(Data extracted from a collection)
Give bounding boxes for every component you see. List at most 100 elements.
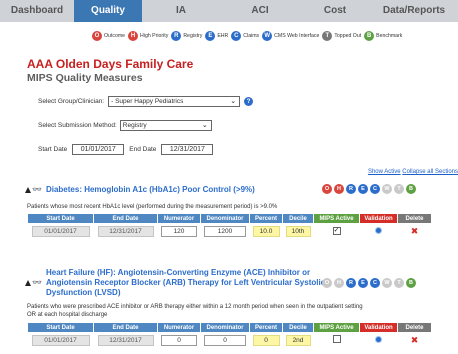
method-select-value: Registry (122, 122, 147, 129)
tab-cost[interactable]: Cost (300, 0, 370, 22)
numerator-input[interactable]: 120 (161, 225, 197, 237)
measure-table: Start Date End Date Numerator Denominato… (27, 213, 432, 239)
measure-description: Patients who were prescribed ACE inhibit… (27, 303, 363, 319)
end-date-label: End Date (129, 146, 157, 153)
cms-web-badge-icon: W (262, 31, 273, 41)
view-details-icon[interactable]: 👓 (32, 279, 42, 287)
legend-label: EHR (217, 33, 229, 39)
legend-cms-web: W CMS Web Interface (262, 31, 319, 41)
legend-label: Registry (183, 33, 203, 39)
tab-data-reports[interactable]: Data/Reports (370, 0, 458, 22)
legend-topped-out: T Topped Out (322, 31, 361, 41)
table-row: 01/01/2017 12/31/2017 0 0 0 2nd ✖ (28, 333, 432, 348)
collapse-all-link[interactable]: Collapse all Sections (402, 169, 458, 175)
registry-badge-icon: R (346, 184, 356, 194)
section-title: MIPS Quality Measures (27, 72, 143, 84)
badge-legend: O Outcome H High Priority R Registry E EHR C… (92, 29, 405, 43)
org-name: AAA Olden Days Family Care (27, 57, 194, 71)
measure-header: 👓 Heart Failure (HF): Angiotensin-Conver… (25, 268, 325, 298)
legend-claims: C Claims (231, 31, 259, 41)
high-priority-badge-icon: H (128, 31, 139, 41)
claims-badge-icon: C (370, 184, 380, 194)
measure-header: 👓 Diabetes: Hemoglobin A1c (HbA1c) Poor … (25, 185, 255, 195)
collapse-triangle-icon[interactable] (25, 187, 31, 193)
group-label: Select Group/Clinician: (38, 98, 105, 105)
outcome-badge-icon: O (322, 278, 332, 288)
benchmark-badge-icon: B (406, 278, 416, 288)
tab-dashboard[interactable]: Dashboard (0, 0, 74, 22)
benchmark-badge-icon: B (364, 31, 375, 41)
validation-icon[interactable] (375, 335, 382, 343)
decile-cell: 10th (285, 225, 311, 237)
legend-label: Outcome (104, 33, 126, 39)
start-date-cell: 01/01/2017 (31, 225, 90, 237)
registry-badge-icon: R (346, 278, 356, 288)
method-select[interactable]: Registry ⌄ (119, 120, 212, 131)
high-priority-badge-icon: H (334, 278, 344, 288)
tab-aci[interactable]: ACI (220, 0, 300, 22)
measure-title-link[interactable]: Diabetes: Hemoglobin A1c (HbA1c) Poor Co… (46, 185, 255, 195)
legend-high-priority: H High Priority (128, 31, 168, 41)
denominator-input[interactable]: 1200 (204, 225, 246, 237)
start-date-input[interactable]: 01/01/2017 (72, 144, 125, 155)
registry-badge-icon: R (171, 31, 182, 41)
mips-active-checkbox[interactable]: ✓ (332, 227, 341, 236)
measure-description-line: Patients who were prescribed ACE inhibit… (27, 304, 363, 310)
col-mips-active: MIPS Active (313, 213, 360, 224)
start-date-label: Start Date (38, 146, 68, 153)
tab-quality[interactable]: Quality (74, 0, 142, 22)
legend-benchmark: B Benchmark (364, 31, 402, 41)
percent-cell: 10.0 (252, 225, 280, 237)
topped-out-badge-icon: T (394, 278, 404, 288)
ehr-badge-icon: E (358, 184, 368, 194)
col-numerator: Numerator (157, 322, 201, 333)
view-details-icon[interactable]: 👓 (32, 186, 42, 194)
help-icon[interactable]: ? (244, 97, 254, 106)
col-delete: Delete (397, 322, 432, 333)
measure-title-line: Diabetes: Hemoglobin A1c (HbA1c) Poor Co… (45, 185, 255, 194)
measure-description: Patients whose most recent HbA1c level (… (27, 203, 277, 211)
chevron-down-icon: ⌄ (230, 98, 237, 105)
mips-active-checkbox[interactable] (332, 335, 341, 344)
group-row: Select Group/Clinician: - Super Happy Pe… (38, 96, 254, 107)
col-delete: Delete (397, 213, 432, 224)
end-date-input[interactable]: 12/31/2017 (161, 144, 214, 155)
denominator-input[interactable]: 0 (204, 334, 246, 346)
measure-title-link[interactable]: Heart Failure (HF): Angiotensin-Converti… (46, 268, 325, 298)
col-numerator: Numerator (157, 213, 201, 224)
col-start-date: Start Date (27, 213, 94, 224)
measure-description-line: OR at each hospital discharge (27, 312, 108, 318)
collapse-triangle-icon[interactable] (25, 280, 31, 286)
top-nav: Dashboard Quality IA ACI Cost Data/Repor… (0, 0, 458, 22)
group-select[interactable]: - Super Happy Pediatrics ⌄ (108, 96, 241, 107)
col-start-date: Start Date (27, 322, 94, 333)
col-percent: Percent (249, 213, 283, 224)
legend-label: CMS Web Interface (274, 33, 320, 39)
delete-icon[interactable]: ✖ (411, 226, 419, 236)
numerator-input[interactable]: 0 (161, 334, 197, 346)
legend-label: High Priority (140, 33, 169, 39)
tab-ia[interactable]: IA (142, 0, 220, 22)
col-end-date: End Date (93, 213, 158, 224)
end-date-cell: 12/31/2017 (97, 334, 154, 346)
measure-title-line: Heart Failure (HF): Angiotensin-Converti… (45, 268, 311, 277)
legend-ehr: E EHR (205, 31, 228, 41)
topped-out-badge-icon: T (322, 31, 333, 41)
claims-badge-icon: C (231, 31, 242, 41)
col-validation: Validation (359, 322, 398, 333)
topped-out-badge-icon: T (394, 184, 404, 194)
measure-title-line: Angiotensin Receptor Blocker (ARB) Thera… (45, 278, 326, 287)
col-denominator: Denominator (200, 213, 250, 224)
ehr-badge-icon: E (205, 31, 216, 41)
legend-label: Claims (243, 33, 260, 39)
validation-icon[interactable] (375, 226, 382, 234)
legend-label: Topped Out (334, 33, 362, 39)
delete-icon[interactable]: ✖ (411, 335, 419, 345)
show-active-link[interactable]: Show Active (368, 169, 401, 175)
legend-registry: R Registry (171, 31, 202, 41)
cms-web-badge-icon: W (382, 184, 392, 194)
percent-cell: 0 (252, 334, 280, 346)
col-percent: Percent (249, 322, 283, 333)
outcome-badge-icon: O (322, 184, 332, 194)
table-header-row: Start Date End Date Numerator Denominato… (27, 322, 432, 333)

(TASK STATEMENT):
List, from the entries above, every line in which the word "were" shows up.

(RESPONSE TO THE TASK):
measure-description: Patients who were prescribed ACE inhibit… (27, 303, 363, 319)
measure-description-line: Patients who were prescribed ACE inhibit… (27, 304, 363, 310)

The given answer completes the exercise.